Scan the material that follows. Copy every line containing the word "DIASTOLIC".

## Data rows
○ ○ ○ ○ ○ ○ ○

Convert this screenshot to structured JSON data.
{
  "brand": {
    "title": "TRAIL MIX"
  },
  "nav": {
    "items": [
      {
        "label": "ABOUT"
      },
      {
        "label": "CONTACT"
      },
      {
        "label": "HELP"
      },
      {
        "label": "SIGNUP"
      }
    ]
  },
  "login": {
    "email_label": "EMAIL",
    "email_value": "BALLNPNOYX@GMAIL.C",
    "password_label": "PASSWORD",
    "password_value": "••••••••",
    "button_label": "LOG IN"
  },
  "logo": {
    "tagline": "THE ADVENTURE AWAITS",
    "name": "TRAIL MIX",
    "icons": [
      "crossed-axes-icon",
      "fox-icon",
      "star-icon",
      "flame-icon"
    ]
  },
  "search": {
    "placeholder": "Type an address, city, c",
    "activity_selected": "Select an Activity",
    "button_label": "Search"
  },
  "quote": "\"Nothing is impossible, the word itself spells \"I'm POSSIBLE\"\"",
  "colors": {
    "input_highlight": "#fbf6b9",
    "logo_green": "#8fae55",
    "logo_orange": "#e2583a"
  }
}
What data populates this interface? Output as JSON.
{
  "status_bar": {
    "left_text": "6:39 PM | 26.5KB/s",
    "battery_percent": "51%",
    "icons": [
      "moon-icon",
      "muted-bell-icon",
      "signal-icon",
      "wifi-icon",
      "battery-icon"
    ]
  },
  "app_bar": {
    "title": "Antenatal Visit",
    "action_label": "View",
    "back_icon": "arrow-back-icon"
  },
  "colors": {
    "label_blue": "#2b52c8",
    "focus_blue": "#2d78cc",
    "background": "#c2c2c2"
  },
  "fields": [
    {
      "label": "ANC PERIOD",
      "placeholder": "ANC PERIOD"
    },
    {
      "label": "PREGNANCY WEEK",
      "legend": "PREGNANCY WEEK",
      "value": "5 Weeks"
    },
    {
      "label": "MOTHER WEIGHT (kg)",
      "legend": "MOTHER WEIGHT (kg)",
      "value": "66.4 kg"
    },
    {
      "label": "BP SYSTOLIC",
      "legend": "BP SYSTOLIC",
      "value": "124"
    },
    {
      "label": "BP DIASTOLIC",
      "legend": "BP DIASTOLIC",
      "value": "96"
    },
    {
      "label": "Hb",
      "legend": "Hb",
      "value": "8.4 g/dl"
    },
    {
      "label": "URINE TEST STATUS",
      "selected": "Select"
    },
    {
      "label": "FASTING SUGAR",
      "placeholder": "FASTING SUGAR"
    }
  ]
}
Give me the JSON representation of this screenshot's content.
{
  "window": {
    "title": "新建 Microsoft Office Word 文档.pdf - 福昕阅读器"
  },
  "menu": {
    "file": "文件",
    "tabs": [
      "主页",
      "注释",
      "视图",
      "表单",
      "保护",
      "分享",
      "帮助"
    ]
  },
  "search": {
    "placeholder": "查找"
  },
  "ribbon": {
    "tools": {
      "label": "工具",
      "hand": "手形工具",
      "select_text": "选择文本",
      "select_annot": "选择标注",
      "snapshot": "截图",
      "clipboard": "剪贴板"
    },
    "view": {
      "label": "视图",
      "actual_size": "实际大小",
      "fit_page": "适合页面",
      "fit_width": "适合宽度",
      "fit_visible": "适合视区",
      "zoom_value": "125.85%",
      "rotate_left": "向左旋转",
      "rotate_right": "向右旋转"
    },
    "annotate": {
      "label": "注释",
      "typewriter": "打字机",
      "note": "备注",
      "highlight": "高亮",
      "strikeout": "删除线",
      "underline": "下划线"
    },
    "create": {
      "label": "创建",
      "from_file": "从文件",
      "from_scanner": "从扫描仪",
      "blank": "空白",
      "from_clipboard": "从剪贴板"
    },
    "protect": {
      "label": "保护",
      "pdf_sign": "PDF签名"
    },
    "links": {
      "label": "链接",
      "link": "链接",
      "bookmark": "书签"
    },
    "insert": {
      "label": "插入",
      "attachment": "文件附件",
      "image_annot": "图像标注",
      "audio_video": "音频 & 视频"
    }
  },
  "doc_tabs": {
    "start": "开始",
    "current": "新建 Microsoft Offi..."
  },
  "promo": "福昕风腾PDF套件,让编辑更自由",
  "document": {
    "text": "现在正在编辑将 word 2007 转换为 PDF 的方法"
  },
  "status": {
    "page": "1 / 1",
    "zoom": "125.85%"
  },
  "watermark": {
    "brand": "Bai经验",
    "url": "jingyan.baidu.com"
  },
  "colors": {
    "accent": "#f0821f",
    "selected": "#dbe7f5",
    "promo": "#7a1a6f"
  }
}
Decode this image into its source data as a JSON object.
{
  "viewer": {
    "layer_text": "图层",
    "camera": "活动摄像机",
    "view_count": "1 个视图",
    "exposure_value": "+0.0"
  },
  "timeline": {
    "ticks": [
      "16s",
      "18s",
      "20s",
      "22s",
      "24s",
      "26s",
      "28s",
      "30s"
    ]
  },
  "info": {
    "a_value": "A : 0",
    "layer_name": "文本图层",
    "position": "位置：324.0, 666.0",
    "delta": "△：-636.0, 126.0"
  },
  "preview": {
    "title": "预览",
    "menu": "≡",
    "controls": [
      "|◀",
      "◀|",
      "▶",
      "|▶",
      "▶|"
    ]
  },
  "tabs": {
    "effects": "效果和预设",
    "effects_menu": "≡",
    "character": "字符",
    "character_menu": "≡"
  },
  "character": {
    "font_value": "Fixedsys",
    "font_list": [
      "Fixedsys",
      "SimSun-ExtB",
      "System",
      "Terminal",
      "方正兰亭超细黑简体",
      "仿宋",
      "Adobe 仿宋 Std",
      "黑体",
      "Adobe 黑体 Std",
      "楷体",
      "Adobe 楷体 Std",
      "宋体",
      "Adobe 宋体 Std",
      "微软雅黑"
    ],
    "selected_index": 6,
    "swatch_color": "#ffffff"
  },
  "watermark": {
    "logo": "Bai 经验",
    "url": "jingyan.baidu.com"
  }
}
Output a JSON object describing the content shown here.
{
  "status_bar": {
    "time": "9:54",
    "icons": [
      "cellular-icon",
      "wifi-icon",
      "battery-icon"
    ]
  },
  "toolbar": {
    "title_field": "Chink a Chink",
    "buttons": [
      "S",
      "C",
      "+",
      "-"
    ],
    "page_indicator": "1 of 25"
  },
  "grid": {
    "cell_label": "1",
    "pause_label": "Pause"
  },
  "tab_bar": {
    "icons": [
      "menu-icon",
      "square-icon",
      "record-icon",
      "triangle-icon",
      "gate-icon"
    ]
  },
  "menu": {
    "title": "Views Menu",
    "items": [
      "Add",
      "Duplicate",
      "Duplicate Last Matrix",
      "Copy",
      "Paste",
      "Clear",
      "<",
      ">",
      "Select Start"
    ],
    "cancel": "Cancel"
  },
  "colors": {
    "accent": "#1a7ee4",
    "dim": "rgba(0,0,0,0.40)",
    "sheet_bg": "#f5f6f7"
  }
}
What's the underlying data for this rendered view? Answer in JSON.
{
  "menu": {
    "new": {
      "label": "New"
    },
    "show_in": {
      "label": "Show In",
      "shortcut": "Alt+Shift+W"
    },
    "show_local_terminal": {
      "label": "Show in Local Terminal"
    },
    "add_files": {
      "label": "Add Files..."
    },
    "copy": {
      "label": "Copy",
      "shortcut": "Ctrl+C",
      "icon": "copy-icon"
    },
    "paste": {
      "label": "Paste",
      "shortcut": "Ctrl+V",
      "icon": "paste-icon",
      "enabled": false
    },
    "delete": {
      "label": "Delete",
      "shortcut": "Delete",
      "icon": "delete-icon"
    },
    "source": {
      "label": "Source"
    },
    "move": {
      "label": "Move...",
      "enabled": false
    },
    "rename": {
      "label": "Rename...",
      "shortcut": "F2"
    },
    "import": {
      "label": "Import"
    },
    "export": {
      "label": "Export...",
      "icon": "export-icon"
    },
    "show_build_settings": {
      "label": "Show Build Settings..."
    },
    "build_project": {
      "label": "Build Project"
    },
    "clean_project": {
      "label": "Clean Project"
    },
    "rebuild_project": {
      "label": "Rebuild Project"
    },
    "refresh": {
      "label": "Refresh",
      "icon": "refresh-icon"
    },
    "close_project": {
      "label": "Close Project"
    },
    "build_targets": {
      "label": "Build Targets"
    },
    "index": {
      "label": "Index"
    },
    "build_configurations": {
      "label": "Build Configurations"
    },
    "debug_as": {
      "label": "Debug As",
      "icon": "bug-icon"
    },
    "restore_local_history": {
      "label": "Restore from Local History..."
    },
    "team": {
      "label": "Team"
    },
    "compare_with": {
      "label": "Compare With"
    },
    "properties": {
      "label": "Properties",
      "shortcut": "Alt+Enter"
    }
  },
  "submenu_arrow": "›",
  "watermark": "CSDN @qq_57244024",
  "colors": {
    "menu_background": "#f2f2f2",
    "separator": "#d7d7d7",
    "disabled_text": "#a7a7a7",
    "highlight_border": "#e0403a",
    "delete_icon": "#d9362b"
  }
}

○ ○ ○ ○ ○ ○ ○

## Full response
      "label": "BP DIASTOLIC",
      "legend": "BP DIASTOLIC",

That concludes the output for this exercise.